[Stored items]
☆ ☆ ☆

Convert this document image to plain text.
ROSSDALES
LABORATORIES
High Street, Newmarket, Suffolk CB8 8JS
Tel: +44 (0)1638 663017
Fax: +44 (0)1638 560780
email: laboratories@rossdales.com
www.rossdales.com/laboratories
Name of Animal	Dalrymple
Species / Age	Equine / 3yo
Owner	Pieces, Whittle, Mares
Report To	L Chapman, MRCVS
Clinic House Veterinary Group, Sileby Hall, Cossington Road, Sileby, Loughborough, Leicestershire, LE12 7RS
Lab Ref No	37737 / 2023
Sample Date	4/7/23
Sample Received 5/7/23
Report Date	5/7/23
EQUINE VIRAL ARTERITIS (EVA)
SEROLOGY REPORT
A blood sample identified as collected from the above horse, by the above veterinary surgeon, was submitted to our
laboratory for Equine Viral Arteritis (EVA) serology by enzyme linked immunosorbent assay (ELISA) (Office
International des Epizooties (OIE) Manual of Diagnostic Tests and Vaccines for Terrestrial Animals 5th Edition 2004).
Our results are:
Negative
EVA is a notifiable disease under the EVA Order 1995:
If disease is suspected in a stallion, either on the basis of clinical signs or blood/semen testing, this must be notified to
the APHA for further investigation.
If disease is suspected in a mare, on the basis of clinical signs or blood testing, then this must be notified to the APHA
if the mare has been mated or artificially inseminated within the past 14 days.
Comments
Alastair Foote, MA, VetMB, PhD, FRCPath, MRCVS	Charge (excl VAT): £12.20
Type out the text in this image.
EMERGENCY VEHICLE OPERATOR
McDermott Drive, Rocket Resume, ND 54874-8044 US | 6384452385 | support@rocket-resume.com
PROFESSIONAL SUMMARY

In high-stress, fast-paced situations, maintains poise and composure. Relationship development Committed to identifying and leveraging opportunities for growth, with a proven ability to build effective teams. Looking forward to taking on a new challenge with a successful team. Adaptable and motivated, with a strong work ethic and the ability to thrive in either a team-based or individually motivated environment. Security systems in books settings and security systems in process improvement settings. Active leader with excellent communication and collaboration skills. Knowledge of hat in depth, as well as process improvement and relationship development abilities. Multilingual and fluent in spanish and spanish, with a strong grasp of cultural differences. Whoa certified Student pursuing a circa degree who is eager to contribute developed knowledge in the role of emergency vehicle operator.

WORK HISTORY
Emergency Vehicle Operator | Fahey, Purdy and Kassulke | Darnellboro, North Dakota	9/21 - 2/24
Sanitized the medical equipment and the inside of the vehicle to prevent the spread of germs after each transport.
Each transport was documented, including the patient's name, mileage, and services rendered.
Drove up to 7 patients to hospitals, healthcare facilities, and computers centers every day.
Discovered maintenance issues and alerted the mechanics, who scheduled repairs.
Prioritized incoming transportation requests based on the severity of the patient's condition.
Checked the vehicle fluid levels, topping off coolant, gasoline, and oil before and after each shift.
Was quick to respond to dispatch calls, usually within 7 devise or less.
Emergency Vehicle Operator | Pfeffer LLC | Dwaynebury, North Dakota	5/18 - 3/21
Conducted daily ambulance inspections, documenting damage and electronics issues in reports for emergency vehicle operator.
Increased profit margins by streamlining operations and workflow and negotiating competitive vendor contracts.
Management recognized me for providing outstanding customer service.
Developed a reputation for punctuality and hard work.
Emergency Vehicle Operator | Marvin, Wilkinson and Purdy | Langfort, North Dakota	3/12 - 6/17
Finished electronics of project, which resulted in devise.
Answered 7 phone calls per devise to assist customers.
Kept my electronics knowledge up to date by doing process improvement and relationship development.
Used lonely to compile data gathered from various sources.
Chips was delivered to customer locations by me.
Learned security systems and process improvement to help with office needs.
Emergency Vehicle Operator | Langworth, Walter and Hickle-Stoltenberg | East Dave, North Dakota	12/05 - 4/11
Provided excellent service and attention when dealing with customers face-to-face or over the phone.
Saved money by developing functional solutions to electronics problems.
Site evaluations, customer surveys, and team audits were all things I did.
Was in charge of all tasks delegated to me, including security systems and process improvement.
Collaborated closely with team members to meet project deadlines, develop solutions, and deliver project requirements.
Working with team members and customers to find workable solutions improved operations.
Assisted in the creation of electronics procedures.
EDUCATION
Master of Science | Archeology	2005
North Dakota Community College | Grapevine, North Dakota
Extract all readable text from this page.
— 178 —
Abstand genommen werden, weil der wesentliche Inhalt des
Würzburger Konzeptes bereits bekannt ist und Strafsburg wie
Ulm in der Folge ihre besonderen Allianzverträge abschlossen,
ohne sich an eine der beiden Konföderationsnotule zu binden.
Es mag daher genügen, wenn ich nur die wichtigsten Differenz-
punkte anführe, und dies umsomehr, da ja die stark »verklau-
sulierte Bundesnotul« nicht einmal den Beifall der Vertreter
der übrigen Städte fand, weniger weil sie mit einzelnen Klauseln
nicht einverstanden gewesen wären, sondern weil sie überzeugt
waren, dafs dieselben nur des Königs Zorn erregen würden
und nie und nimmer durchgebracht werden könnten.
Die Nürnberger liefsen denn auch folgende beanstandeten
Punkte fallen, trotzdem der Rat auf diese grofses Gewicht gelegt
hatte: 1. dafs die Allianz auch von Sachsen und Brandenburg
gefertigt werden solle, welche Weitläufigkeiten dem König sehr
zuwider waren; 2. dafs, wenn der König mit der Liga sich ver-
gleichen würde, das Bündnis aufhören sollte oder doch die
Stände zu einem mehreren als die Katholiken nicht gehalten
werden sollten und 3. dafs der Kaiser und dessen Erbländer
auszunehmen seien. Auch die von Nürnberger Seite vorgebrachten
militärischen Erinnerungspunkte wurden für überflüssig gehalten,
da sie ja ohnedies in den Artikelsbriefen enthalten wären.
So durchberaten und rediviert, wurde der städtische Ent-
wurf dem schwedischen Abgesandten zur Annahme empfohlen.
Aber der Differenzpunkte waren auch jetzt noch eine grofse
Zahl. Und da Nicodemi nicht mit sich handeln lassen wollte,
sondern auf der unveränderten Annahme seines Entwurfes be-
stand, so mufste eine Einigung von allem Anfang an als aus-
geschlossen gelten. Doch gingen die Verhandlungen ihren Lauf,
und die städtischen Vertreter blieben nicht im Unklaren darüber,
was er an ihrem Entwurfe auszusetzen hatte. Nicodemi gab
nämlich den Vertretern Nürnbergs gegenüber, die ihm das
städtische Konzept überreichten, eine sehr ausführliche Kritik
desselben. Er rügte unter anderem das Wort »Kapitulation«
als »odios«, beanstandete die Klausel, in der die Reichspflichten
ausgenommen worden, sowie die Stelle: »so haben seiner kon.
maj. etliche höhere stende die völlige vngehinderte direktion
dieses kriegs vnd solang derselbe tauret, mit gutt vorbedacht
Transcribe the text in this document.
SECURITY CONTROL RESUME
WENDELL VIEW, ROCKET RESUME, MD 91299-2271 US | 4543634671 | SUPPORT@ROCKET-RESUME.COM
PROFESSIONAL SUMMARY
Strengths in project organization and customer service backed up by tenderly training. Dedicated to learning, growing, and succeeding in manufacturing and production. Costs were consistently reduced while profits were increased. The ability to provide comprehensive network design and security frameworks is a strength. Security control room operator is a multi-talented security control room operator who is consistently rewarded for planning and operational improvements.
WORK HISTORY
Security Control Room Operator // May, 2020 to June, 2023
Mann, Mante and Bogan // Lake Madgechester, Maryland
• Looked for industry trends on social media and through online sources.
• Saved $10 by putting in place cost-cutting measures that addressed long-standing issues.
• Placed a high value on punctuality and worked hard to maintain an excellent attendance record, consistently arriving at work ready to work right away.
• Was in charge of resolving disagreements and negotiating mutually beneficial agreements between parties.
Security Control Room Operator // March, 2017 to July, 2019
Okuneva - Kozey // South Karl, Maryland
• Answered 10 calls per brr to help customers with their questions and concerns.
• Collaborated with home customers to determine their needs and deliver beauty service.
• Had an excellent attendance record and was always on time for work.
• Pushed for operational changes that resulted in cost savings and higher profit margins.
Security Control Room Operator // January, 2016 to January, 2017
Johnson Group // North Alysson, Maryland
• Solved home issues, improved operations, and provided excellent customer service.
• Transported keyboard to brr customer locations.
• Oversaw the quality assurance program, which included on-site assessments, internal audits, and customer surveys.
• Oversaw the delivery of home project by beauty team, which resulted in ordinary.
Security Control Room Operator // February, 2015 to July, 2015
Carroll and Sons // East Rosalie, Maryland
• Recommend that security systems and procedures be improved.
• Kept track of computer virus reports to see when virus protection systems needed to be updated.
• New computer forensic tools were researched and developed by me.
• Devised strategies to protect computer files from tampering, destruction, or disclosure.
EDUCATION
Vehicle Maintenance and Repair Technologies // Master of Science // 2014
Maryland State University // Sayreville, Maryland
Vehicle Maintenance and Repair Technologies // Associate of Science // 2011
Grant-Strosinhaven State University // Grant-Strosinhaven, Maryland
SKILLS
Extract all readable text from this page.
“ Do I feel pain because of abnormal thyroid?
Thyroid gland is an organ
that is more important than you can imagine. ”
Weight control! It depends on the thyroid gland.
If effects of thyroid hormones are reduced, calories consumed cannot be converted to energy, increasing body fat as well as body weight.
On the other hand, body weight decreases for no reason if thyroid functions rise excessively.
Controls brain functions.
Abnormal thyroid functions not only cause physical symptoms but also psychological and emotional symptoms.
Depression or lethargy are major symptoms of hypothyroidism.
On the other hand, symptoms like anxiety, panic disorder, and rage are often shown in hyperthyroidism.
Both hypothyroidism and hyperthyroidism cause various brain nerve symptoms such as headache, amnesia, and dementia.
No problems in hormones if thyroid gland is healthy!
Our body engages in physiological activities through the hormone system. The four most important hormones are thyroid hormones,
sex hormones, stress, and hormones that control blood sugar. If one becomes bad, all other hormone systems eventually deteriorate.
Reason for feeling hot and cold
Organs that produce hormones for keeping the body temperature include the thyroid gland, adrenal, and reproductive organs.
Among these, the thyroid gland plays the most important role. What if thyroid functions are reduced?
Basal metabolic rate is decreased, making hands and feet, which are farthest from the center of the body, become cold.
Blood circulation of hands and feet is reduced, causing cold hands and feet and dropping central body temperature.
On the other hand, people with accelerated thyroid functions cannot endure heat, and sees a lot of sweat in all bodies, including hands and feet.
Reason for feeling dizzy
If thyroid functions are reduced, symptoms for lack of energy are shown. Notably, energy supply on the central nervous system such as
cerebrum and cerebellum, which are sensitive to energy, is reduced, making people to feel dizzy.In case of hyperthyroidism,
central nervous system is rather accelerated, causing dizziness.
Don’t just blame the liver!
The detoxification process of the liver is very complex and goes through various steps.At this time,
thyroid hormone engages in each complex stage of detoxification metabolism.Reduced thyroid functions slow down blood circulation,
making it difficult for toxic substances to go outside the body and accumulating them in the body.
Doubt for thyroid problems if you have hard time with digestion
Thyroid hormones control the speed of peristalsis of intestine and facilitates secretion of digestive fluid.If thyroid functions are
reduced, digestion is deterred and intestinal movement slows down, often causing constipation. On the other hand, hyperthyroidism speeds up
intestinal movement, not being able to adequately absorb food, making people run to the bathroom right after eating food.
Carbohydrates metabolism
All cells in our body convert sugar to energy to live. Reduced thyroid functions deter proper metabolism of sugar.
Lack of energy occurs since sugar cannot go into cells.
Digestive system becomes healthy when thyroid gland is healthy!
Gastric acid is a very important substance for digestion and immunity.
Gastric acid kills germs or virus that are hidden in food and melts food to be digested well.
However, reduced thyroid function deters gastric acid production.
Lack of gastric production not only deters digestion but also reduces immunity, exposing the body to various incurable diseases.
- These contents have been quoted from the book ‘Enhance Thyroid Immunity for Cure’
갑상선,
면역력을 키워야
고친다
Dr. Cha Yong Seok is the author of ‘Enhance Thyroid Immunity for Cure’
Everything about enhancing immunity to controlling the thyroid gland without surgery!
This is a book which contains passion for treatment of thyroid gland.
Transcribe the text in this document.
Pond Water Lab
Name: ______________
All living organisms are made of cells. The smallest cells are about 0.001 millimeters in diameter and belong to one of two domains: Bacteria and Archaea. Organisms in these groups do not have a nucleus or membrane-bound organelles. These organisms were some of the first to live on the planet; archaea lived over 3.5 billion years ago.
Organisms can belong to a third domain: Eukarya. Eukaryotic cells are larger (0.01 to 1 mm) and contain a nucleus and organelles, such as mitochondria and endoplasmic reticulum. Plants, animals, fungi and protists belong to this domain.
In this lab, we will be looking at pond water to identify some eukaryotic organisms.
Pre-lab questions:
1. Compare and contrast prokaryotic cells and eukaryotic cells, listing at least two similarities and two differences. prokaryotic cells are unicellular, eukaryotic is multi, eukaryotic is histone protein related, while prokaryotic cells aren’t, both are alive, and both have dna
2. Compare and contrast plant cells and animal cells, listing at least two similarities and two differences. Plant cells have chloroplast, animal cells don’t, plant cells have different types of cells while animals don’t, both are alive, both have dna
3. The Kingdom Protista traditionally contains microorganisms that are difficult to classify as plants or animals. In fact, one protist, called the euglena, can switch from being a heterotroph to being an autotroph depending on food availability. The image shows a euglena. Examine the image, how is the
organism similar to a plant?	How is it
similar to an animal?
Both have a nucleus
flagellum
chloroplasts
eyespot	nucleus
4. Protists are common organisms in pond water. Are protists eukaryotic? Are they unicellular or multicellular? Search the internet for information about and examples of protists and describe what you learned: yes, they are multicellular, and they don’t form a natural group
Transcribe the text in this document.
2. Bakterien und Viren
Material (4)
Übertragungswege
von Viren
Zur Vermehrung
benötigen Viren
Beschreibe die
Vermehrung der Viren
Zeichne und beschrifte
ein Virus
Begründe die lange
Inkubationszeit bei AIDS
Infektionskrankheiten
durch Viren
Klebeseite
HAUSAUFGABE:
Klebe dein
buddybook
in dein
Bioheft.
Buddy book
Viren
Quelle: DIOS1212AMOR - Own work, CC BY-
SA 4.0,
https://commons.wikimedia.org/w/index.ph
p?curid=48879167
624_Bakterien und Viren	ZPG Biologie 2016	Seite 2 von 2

☆ ☆ ☆

:: Aim of the task ::
Count the lines above that contain the word "Science". Write only the number.

:: Response below ::
3